● **Task statement**: Show each line that has the string "Diagram" in it.

● **Task input**:

>> begin

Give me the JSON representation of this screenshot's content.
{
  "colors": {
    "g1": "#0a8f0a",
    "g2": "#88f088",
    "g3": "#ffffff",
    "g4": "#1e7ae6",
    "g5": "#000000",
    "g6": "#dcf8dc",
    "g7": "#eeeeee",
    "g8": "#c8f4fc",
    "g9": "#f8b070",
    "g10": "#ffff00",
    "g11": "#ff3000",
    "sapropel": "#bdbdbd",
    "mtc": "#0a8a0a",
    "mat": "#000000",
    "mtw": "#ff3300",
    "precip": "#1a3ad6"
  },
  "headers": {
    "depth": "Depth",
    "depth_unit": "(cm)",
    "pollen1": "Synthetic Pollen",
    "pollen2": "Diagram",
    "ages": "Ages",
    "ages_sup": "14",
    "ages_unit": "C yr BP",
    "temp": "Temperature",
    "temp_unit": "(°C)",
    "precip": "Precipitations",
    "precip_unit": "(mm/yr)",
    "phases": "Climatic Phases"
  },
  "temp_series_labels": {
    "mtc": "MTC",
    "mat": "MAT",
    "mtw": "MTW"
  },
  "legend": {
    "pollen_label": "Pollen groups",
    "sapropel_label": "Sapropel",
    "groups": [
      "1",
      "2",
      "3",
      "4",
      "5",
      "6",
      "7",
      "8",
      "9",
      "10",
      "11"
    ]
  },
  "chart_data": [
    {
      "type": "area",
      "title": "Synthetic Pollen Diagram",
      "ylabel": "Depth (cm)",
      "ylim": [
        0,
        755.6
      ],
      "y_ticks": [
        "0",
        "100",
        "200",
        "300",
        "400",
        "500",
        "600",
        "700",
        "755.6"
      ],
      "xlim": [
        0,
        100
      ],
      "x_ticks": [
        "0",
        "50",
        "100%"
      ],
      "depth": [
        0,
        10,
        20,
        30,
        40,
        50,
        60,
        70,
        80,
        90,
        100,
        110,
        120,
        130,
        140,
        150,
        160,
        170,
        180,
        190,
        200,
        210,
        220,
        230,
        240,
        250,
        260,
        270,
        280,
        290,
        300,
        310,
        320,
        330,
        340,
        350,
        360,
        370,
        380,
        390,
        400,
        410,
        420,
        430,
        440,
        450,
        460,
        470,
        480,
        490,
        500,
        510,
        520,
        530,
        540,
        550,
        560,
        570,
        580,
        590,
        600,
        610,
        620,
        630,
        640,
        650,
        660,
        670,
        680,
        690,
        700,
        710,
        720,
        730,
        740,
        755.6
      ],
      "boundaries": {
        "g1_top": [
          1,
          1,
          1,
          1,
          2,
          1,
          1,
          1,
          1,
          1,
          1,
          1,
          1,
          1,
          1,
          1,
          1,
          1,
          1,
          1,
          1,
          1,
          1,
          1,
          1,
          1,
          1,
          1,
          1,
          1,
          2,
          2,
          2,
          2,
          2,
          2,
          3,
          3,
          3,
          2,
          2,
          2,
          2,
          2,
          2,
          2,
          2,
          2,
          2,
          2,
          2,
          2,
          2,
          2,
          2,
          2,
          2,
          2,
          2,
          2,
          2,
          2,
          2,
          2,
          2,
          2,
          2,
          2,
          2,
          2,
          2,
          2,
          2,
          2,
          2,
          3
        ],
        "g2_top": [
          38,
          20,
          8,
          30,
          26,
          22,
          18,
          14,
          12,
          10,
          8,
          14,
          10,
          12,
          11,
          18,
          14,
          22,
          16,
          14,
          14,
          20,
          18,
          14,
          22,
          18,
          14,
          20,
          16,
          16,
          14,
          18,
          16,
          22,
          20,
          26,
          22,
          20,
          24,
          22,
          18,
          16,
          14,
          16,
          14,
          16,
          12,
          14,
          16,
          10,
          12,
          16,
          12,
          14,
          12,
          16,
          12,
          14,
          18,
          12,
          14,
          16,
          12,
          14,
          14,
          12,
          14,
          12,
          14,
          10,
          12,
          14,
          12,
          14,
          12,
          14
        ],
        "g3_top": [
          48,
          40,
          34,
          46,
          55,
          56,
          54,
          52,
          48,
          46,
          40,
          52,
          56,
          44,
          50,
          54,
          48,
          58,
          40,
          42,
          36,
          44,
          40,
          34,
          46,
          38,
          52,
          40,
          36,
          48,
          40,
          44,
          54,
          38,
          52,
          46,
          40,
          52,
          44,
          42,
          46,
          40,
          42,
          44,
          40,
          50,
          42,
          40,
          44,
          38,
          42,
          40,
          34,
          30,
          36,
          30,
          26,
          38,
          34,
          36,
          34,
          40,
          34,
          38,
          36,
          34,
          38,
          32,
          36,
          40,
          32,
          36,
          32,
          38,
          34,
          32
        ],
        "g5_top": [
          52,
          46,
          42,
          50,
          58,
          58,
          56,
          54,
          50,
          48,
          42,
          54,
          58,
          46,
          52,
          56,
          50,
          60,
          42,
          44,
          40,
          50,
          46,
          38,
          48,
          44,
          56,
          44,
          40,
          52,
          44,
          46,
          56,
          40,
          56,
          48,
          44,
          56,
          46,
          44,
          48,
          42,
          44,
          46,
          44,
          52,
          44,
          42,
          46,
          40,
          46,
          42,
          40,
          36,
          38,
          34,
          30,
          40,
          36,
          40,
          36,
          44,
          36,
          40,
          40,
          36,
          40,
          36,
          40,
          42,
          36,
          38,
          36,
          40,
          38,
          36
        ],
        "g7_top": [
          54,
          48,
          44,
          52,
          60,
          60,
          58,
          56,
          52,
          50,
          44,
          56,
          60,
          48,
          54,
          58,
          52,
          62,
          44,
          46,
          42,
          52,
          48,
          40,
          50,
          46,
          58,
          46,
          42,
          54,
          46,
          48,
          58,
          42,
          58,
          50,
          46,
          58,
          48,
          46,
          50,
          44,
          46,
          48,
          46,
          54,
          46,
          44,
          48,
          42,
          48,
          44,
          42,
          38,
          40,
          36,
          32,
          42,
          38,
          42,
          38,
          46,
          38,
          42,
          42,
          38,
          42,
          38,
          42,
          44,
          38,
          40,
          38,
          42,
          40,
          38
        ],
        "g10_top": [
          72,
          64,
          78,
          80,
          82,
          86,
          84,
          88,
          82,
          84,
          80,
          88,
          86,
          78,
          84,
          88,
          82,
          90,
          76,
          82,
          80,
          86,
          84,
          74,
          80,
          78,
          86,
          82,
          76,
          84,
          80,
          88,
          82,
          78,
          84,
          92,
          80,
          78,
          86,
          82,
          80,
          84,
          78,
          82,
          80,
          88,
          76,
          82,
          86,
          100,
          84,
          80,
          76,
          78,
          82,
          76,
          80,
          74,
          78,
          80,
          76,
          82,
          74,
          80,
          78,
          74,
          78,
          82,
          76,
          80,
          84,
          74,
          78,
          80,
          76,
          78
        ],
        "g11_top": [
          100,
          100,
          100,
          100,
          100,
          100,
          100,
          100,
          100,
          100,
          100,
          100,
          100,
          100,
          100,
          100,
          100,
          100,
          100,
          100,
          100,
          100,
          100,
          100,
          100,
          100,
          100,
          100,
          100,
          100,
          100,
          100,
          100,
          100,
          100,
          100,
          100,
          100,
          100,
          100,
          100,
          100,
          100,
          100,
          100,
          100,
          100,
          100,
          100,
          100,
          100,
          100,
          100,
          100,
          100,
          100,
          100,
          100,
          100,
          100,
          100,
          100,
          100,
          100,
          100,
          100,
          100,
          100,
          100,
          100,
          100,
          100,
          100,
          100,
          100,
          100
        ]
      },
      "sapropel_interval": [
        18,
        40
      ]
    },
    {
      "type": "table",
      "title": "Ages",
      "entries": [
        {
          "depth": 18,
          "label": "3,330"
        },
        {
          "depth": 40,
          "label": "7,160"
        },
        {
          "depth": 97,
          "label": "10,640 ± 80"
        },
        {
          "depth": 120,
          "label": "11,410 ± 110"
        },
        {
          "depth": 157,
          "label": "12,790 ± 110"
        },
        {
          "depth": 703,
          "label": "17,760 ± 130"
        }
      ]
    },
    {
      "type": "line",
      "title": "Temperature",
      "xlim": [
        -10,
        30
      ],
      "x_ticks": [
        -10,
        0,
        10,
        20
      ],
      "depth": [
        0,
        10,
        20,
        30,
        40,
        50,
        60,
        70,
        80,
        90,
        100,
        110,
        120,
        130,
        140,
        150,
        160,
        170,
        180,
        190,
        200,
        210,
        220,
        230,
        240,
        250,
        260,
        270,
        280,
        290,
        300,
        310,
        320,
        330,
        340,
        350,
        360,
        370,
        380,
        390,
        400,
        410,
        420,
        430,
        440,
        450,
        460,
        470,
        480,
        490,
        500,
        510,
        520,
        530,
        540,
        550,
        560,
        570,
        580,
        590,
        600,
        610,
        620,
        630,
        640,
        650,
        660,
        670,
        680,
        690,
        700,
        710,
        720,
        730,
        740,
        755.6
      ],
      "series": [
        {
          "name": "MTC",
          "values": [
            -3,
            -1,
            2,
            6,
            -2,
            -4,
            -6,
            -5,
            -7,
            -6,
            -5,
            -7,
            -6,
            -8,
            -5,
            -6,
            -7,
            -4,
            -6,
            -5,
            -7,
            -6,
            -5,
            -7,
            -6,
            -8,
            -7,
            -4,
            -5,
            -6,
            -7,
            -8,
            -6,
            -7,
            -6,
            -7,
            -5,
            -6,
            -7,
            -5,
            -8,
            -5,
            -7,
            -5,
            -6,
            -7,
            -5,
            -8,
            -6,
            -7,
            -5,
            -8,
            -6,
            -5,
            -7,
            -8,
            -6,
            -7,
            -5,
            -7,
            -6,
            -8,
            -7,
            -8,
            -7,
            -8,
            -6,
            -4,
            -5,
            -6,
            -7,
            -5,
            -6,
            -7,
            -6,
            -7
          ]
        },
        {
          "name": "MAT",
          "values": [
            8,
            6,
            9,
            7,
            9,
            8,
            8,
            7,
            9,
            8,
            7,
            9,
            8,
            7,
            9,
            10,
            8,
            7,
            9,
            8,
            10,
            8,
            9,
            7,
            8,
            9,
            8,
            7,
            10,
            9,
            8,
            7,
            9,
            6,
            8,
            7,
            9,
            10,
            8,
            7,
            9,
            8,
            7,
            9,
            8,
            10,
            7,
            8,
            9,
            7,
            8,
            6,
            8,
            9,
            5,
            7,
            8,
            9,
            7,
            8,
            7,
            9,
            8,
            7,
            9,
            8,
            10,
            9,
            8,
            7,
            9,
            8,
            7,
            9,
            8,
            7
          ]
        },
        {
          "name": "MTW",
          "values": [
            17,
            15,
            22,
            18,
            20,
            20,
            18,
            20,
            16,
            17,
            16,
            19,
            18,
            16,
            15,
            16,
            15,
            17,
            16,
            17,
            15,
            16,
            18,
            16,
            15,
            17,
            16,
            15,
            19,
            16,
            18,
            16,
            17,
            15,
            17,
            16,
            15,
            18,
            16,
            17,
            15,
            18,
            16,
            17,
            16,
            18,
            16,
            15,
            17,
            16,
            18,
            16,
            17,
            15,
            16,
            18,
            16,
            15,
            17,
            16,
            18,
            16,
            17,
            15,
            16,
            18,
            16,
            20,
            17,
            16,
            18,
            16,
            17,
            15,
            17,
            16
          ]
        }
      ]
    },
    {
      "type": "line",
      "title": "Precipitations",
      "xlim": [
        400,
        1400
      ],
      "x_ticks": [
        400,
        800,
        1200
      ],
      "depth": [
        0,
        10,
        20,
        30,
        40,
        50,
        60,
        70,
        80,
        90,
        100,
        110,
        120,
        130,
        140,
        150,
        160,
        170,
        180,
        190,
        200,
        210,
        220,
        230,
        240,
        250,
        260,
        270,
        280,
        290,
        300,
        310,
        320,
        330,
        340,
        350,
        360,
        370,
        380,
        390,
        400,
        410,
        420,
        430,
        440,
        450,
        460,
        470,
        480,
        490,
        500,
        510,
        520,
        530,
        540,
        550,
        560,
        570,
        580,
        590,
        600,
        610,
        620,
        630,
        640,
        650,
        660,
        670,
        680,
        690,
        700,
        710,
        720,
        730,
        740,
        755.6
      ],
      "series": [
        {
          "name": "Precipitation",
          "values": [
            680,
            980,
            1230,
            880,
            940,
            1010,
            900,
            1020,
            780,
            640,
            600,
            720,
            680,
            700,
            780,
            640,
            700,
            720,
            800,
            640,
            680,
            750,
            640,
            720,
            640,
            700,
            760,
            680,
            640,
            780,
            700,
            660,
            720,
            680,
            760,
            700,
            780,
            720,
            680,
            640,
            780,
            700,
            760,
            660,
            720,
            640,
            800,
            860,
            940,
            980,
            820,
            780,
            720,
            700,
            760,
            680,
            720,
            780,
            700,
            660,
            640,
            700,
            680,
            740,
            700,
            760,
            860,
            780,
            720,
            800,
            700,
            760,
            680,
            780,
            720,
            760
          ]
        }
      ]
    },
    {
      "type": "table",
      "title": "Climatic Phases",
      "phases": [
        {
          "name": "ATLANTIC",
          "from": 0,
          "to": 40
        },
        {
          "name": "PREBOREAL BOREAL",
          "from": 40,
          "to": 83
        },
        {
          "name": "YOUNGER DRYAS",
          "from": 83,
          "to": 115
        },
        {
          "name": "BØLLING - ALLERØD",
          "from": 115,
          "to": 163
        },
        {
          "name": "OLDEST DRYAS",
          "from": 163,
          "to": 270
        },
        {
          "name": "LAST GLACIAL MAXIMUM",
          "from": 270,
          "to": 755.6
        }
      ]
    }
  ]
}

>> end
>> begin

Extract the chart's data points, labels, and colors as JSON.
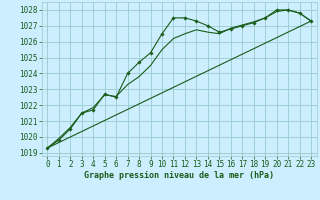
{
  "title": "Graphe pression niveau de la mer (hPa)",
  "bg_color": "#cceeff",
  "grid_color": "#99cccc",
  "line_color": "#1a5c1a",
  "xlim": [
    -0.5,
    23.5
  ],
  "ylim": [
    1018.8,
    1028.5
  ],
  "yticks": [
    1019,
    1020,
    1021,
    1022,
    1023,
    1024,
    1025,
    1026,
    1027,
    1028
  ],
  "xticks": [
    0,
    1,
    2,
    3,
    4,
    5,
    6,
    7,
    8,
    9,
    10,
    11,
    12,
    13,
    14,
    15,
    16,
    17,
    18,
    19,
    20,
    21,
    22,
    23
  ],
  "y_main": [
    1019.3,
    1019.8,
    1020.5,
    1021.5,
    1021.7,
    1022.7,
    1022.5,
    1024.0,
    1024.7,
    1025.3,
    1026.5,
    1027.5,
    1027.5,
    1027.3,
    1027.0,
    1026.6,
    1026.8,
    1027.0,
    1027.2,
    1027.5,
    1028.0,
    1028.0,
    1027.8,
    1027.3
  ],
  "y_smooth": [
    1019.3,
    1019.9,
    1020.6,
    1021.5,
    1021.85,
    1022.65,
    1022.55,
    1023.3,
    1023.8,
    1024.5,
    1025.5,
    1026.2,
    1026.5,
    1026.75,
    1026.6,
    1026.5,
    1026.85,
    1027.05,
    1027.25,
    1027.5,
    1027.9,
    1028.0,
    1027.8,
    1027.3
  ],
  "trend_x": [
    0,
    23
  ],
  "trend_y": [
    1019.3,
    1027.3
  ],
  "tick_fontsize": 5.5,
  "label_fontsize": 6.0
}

>> end

● **Exercise response**:
    "pollen2": "Diagram",
      "title": "Synthetic Pollen Diagram",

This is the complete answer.